● What is expected:
Keep only those lines of the records that include the string "Закону".

● Data shown:
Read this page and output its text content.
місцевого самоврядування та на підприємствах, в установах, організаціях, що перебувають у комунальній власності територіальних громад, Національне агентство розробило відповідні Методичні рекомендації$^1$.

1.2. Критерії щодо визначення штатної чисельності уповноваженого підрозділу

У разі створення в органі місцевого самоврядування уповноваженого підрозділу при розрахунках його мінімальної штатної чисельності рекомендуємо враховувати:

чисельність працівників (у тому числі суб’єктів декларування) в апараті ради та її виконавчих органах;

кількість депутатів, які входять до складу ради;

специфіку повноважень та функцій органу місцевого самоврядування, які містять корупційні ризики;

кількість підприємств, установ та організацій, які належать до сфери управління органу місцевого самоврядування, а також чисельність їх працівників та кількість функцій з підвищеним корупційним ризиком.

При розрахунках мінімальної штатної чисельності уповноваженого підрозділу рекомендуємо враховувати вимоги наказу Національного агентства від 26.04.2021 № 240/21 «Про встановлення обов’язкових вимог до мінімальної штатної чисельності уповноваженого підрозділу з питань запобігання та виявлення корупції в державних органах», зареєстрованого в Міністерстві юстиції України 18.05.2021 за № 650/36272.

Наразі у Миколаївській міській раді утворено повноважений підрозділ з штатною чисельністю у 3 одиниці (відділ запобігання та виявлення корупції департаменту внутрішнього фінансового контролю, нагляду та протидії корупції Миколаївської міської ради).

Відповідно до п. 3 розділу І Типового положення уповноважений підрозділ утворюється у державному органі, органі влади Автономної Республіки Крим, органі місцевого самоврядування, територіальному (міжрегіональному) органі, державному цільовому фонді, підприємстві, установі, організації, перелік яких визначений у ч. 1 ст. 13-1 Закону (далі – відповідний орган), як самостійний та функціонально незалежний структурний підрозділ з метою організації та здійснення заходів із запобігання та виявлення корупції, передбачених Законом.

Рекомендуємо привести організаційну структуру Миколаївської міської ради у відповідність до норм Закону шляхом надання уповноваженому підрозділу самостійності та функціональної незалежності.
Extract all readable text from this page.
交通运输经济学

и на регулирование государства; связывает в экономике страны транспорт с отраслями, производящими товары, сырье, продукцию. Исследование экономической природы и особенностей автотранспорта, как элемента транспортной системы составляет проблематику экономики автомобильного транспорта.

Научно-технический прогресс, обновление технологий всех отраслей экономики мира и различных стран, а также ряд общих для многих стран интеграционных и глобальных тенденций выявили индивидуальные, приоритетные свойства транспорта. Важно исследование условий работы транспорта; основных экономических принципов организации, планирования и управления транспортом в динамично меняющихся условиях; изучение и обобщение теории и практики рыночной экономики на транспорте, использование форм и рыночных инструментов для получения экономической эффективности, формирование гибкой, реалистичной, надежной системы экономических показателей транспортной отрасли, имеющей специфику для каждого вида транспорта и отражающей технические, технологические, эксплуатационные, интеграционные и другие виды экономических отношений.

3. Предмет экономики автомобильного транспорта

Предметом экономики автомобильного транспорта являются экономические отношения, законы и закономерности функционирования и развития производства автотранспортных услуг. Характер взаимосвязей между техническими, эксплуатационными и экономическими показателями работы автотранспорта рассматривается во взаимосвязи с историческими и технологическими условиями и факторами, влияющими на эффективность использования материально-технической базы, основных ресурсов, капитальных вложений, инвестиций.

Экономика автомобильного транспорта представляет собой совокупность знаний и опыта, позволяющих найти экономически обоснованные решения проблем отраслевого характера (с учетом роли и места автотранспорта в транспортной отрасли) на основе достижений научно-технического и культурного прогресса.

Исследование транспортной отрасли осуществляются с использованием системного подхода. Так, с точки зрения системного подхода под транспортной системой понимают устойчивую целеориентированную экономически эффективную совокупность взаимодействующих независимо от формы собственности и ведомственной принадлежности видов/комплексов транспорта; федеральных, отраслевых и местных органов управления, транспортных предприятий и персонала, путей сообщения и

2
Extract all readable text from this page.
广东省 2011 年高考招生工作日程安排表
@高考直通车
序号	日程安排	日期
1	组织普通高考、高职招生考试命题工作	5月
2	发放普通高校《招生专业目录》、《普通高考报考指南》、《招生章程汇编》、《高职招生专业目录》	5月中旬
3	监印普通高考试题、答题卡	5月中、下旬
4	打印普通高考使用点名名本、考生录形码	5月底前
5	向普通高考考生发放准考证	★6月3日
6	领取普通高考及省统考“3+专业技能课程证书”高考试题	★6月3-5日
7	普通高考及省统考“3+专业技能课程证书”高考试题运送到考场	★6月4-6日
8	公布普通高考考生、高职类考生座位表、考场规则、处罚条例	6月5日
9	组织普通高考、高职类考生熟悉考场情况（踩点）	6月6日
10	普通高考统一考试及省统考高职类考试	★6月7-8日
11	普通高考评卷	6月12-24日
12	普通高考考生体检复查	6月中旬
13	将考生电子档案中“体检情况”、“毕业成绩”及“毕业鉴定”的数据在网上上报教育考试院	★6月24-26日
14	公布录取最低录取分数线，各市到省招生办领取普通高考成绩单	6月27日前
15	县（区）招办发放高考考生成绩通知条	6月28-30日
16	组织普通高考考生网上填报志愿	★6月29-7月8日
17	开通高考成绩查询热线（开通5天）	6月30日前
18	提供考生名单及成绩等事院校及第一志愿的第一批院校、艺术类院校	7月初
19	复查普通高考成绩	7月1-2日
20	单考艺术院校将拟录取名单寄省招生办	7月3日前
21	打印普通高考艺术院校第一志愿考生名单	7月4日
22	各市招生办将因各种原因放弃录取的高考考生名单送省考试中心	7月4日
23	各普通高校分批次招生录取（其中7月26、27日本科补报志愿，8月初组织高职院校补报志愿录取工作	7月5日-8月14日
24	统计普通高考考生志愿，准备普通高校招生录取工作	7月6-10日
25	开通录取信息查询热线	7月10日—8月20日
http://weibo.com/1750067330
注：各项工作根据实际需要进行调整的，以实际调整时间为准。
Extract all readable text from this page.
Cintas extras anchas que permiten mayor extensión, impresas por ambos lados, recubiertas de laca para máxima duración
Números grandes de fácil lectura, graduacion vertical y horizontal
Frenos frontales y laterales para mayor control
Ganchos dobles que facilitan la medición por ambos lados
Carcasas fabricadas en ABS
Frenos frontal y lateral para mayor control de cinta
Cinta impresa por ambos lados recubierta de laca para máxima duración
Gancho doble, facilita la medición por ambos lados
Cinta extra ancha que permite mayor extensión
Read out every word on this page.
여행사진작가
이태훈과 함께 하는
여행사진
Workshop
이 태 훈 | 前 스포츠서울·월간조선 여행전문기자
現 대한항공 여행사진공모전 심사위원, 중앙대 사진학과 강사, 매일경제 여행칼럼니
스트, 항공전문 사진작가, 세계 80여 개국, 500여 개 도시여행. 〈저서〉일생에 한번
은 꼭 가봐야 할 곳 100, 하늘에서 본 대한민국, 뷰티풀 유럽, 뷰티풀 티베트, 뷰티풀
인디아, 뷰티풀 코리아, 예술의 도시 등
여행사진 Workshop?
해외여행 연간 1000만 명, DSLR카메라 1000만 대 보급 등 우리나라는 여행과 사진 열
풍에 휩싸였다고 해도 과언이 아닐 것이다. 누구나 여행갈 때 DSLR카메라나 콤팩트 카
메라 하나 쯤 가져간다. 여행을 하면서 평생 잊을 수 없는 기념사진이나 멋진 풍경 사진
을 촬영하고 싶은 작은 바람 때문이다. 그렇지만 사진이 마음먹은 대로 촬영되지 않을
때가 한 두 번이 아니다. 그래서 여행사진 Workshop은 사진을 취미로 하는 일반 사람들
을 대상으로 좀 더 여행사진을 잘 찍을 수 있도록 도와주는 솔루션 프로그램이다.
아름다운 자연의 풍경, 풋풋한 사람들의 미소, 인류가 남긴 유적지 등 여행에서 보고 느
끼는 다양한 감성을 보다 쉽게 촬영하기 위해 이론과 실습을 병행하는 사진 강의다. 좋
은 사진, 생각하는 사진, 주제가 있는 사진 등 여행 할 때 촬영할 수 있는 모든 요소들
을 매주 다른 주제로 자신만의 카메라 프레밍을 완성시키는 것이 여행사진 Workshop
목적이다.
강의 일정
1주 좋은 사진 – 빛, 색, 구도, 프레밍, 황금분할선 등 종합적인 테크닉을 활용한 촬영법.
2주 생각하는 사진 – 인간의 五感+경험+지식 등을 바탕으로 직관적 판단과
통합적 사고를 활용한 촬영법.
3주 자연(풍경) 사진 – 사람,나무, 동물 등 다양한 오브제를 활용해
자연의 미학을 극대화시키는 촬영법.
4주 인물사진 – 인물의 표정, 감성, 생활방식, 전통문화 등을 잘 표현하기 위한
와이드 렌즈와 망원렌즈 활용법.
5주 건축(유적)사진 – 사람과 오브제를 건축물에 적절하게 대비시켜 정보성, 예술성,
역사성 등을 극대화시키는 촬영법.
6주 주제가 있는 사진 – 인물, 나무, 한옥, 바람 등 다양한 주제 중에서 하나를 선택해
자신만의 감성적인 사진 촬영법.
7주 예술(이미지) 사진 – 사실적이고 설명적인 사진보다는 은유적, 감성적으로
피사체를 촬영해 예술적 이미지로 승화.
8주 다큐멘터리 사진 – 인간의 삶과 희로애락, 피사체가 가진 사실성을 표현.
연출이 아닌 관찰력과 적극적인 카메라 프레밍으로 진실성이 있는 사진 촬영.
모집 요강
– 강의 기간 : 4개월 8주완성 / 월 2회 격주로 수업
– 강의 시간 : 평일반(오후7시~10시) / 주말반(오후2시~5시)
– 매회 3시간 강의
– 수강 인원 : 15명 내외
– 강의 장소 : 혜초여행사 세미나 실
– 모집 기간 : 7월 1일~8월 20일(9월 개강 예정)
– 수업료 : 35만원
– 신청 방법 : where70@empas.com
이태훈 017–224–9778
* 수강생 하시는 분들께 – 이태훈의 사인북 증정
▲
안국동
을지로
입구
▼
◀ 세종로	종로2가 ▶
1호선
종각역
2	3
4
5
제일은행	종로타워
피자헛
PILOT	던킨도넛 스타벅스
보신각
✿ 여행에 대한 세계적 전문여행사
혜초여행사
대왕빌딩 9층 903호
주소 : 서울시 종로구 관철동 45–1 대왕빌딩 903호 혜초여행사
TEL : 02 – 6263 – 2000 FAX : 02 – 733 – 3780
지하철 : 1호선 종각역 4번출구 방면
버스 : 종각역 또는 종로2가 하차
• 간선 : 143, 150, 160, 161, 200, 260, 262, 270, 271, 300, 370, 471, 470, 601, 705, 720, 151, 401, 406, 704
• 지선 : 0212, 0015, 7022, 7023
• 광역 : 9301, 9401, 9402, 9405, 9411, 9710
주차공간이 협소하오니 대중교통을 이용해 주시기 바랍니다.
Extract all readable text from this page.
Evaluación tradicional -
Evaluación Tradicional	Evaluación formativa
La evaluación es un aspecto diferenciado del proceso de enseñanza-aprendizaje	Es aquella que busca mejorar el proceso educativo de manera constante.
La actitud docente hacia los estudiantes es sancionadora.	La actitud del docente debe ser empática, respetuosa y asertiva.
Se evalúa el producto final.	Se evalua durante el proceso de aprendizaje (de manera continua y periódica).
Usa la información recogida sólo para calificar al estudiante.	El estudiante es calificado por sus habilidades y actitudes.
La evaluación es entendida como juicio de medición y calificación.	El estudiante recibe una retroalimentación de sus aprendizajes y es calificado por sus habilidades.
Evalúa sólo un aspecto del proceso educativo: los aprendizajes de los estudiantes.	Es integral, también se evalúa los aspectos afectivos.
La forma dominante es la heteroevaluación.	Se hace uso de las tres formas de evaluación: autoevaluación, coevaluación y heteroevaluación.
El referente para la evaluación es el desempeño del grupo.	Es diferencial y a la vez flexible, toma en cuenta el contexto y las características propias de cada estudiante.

● Response:
Відповідно до п. 3 розділу І Типового положення уповноважений підрозділ утворюється у державному органі, органі влади Автономної Республіки Крим, органі місцевого самоврядування, територіальному (міжрегіональному) органі, державному цільовому фонді, підприємстві, установі, організації, перелік яких визначений у ч. 1 ст. 13-1 Закону (далі – відповідний орган), як самостійний та функціонально незалежний структурний підрозділ з метою організації та здійснення заходів із запобігання та виявлення корупції, передбачених Законом.
Рекомендуємо привести організаційну структуру Миколаївської міської ради у відповідність до норм Закону шляхом надання уповноваженому підрозділу самостійності та функціональної незалежності.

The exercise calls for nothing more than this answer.